[出題内容]
1. 本文抜粋に書かれている内容に基づいて、次の各問いに答えよ。
(a) ニューヨーク市の最低賃金は、2018年12月31日にいくらへ引き上げられる予定か。
(b) 米国の連邦法による最低賃金はいくらか。
(c) 州として最低賃金を定めていない州はいくつあるか。
2. 本文抜粋から、「ニューヨーク州も10ドル40」で始まり「を検討せざる得ない」と話す。」で終わる部分を、終わりの語句まで含めて一字一句変えずに抜き出せ。

[本文抜粋]
::::::::
ニューヨーク州も10ドル40セントに引き上げられた。ただし、ニューヨーク市については、州の最低賃金を上回る金額が定められており、13ドルに引き上げられている。さらに、2018年12月31日には15ドルに引き上げられる予定だ。ニューヨーク市内で日本食レストランを展開する経営者は「既にメニュー価格は高くなっているので値上げはしたくないが、15ドルまで引き上げられると、何らかの対応を検討せざる得ない」と話す。
市レベルでは最低時給が15ドルを上回るところも
現在、米国では連邦法による最低賃金は7ドル25セントで、2009年7月から8年以上引き上げられていない。2018年1月1日時点で、連邦法の7ドル25セントを上回る最低賃金を定めている州は29州とワシントン特別区、連邦最低賃金と同額が14州、連邦最低賃金を下回る州が2州、州として最低賃金を定めていない州が5州ある(表2参照)。
項目 | 州名 | 最低賃金(時給) |
---|---|---|
州最低賃金が連邦最低賃金より高い州(29州+特別区) | ワシントン特別区 | 12.50 |
ワシントン | 11.50 | |
カリフォルニア* | 11.00 | |
マサチューセッツ | 11.00 | |
アリゾナ | 10.50 | |
バーモント | 10.50 | |
ニューヨーク*/** | 10.40 | |
オレゴン** | 10.25 | |
コロラド | 10.20 | |
コネティカット | 10.10 | |
ハワイ | 10.10 | |
ロードアイランド | 10.10 | |
メーン | 10.00 | |
アラスカ | 9.84 | |
ミネソタ* | 9.65 | |
メリーランド | 9.25 | |
ミシガン | 9.25 | |
ネブラスカ | 9.00 | |
サウスダコタ | 8.85 | |
ウエストバージニア | 8.75 | |
ニュージャージー | 8.60 | |
アーカンソー | 8.50 | |
モンタナ | 8.30 | |
オハイオ | 8.30 | |
デラウェア | 8.25 | |
フロリダ | 8.25 | |
イリノイ | 8.25 | |
ネバダ | 8.25 | |
ミズーリ | 7.85 | |
ニューメキシコ | 7.50 | |
州最低賃金が連邦最低賃金(7.25ドル)と 同じ州(14州) | アイオア | 7.25 |
アイダホ | 7.25 | |
インディアナ | 7.25 | |
カンザス | 7.25 | |
ケンタッキー | 7.25 | |
ノースカロライナ | 7.25 | |
ノースダコタ | 7.25 | |
ニューハンプシャー | 7.25 | |
オクラホマ | 7.25 | |
ペンシルベニア | 7.25 | |
テキサス | 7.25 | |
ユタ | 7.25 | |
バージニア | 7.25 | |
ウィスコンシン | 7.25 | |
州最低賃金が連邦最低賃金より低い州(2州) | ジョージア | 5.15 |
ワイオミング | 5.15 | |
州最低賃金を定めていない州(5州) | アラバマ | ― |
ルイジアナ | ― | |
ミシシッピ | ― | |
サウスカロライナ | ― | |
テネシー | ― |
(注)* 企業規模によって異なる。** 都市によって異なる。
::::::::
[データ抜粋]
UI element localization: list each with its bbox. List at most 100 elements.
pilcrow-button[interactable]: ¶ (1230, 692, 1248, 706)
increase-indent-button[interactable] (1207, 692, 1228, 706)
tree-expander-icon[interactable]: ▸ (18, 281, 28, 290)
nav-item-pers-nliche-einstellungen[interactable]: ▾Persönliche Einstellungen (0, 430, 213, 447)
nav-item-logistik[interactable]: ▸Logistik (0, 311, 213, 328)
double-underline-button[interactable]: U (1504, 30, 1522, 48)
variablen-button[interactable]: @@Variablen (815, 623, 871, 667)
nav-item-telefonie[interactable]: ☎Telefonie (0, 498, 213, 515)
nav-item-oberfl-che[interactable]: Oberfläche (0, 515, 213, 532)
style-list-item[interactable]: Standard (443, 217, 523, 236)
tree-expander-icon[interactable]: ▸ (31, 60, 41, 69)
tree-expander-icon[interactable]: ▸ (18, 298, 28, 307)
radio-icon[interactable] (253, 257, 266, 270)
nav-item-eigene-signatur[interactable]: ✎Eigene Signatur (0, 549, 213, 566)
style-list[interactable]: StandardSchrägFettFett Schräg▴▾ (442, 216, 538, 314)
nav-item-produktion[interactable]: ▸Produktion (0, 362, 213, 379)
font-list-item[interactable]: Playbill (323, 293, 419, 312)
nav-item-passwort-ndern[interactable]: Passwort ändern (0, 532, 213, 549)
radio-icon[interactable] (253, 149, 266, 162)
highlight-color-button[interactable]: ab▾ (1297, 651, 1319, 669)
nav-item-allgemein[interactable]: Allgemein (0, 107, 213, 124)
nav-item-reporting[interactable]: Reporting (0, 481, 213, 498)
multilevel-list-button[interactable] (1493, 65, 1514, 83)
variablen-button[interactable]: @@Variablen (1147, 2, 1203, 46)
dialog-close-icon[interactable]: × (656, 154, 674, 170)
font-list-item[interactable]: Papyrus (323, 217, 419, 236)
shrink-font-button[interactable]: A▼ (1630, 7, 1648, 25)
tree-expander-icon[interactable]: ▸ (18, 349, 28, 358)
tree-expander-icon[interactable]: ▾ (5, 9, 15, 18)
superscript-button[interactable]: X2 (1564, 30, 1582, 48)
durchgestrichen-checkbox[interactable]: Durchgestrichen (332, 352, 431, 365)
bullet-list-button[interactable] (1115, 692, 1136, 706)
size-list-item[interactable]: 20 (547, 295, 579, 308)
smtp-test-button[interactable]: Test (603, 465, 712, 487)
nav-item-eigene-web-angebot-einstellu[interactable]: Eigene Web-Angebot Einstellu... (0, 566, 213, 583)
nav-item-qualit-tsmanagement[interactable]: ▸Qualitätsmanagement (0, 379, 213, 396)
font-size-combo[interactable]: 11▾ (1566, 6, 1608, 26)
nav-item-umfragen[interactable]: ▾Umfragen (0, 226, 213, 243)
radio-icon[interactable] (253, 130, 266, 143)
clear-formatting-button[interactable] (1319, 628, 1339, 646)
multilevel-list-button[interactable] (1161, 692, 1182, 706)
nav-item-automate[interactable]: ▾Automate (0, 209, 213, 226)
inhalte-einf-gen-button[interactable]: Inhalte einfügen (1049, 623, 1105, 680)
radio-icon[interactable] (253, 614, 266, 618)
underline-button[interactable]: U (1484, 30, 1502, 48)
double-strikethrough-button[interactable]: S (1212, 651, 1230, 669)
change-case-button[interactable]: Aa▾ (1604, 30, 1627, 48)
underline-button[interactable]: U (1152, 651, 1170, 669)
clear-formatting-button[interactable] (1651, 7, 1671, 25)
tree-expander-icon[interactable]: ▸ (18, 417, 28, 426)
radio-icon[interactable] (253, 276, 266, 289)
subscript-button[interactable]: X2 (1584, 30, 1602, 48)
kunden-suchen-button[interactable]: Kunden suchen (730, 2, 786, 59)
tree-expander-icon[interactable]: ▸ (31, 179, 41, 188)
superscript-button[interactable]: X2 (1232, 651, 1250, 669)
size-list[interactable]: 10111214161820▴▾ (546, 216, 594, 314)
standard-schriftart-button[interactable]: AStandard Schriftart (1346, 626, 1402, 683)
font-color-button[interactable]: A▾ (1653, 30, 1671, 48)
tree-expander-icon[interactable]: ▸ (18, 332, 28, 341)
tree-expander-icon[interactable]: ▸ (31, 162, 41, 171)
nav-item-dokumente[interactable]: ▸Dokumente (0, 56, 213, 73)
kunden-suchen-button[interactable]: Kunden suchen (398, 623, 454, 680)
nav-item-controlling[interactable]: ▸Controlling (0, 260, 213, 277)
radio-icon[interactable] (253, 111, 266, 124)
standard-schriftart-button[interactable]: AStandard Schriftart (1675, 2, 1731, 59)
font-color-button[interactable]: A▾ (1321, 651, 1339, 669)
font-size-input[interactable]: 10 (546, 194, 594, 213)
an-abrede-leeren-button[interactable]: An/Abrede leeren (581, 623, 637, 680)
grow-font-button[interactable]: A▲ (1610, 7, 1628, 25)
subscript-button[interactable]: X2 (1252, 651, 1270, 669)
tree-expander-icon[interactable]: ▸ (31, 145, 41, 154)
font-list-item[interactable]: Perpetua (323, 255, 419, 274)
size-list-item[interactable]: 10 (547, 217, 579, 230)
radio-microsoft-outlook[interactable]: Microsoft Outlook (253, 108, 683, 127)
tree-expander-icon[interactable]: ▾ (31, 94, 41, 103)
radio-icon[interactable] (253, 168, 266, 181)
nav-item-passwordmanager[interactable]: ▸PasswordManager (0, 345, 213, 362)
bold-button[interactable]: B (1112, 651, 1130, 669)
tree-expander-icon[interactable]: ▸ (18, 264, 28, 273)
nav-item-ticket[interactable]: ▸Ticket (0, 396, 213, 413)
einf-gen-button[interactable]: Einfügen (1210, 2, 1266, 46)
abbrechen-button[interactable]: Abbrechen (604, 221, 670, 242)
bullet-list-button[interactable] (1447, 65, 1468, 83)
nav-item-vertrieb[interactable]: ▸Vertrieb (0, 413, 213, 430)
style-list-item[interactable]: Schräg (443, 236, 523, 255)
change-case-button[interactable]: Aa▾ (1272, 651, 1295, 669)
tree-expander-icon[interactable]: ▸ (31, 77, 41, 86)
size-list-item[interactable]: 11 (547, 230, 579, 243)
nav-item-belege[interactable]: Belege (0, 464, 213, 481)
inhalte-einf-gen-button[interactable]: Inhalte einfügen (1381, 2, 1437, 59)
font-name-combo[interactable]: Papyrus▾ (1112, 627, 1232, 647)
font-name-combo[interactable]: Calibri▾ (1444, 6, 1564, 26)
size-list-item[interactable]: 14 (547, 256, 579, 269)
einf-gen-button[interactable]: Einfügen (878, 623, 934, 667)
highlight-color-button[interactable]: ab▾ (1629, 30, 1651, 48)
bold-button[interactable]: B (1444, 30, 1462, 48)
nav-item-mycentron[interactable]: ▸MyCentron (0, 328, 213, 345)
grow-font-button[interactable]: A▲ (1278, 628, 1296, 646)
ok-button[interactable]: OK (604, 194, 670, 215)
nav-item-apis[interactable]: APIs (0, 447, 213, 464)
::::::::
[解答結果]
1.
(a) 15ドル
(b) 7ドル25セント
(c) 5州

2.
ニューヨーク州も10ドル40セントに引き上げられた。ただし、ニューヨーク市については、州の最低賃金を上回る金額が定められており、13ドルに引き上げられている。さらに、2018年12月31日には15ドルに引き上げられる予定だ。ニューヨーク市内で日本食レストランを展開する経営者は「既にメニュー価格は高くなっているので値上げはしたくないが、15ドルまで引き上げられると、何らかの対応を検討せざる得ない」と話す。